### STATED GOAL
Find the word "title" in the data. Return every line where it appears.

### EXTRACTED DATA
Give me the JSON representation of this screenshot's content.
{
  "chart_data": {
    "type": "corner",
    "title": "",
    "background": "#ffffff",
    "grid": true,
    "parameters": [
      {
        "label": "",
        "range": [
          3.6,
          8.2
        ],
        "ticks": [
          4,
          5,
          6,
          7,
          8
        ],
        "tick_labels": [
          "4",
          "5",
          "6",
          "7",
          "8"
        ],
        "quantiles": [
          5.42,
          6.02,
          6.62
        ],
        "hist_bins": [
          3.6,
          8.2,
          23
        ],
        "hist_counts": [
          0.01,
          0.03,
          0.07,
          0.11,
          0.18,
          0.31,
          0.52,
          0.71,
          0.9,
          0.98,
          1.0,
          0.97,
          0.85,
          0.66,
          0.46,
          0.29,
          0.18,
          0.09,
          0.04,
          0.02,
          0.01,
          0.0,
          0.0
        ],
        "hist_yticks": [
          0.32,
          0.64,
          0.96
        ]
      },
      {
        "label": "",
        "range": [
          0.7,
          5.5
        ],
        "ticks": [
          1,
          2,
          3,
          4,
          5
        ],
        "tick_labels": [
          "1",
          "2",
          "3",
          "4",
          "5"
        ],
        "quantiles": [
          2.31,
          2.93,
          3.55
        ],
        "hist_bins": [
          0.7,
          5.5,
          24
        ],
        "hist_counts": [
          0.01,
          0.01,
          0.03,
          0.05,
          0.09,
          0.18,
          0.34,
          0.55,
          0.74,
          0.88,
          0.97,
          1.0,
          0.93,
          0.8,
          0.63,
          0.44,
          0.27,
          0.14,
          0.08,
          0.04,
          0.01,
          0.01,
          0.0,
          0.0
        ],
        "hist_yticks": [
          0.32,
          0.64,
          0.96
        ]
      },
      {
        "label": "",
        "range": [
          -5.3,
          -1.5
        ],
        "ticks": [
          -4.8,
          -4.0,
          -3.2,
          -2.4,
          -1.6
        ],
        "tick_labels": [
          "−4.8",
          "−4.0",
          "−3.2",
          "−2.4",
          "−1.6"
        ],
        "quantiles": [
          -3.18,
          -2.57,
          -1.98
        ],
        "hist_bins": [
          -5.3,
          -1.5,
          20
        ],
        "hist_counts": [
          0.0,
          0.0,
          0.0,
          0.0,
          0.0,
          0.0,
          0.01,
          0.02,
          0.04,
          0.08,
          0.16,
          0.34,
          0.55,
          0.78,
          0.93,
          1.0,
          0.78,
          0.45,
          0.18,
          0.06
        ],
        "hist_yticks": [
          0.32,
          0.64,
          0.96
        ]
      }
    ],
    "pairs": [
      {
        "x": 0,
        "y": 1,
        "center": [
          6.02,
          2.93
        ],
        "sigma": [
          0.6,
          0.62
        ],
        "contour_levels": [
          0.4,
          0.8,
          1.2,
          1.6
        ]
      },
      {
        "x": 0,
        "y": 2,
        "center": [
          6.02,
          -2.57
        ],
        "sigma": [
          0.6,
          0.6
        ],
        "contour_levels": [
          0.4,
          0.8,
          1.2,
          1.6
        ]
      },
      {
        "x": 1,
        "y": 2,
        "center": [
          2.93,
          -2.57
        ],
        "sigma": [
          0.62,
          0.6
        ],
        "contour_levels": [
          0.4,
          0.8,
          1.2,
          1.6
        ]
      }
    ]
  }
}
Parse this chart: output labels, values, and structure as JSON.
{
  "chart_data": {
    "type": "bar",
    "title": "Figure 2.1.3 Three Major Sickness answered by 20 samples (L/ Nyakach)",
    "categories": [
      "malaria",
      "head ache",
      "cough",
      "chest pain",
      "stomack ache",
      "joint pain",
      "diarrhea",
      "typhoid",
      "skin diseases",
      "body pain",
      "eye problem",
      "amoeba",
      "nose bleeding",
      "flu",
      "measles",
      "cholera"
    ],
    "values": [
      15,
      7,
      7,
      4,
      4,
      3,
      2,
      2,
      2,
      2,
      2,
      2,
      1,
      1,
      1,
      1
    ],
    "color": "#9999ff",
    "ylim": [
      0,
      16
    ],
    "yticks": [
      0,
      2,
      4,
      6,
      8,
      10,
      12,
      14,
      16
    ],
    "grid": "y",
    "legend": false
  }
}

### OUTPUT OF THE EXERCISE
    "title": "",
    "title": "Figure 2.1.3 Three Major Sickness answered by 20 samples (L/ Nyakach)",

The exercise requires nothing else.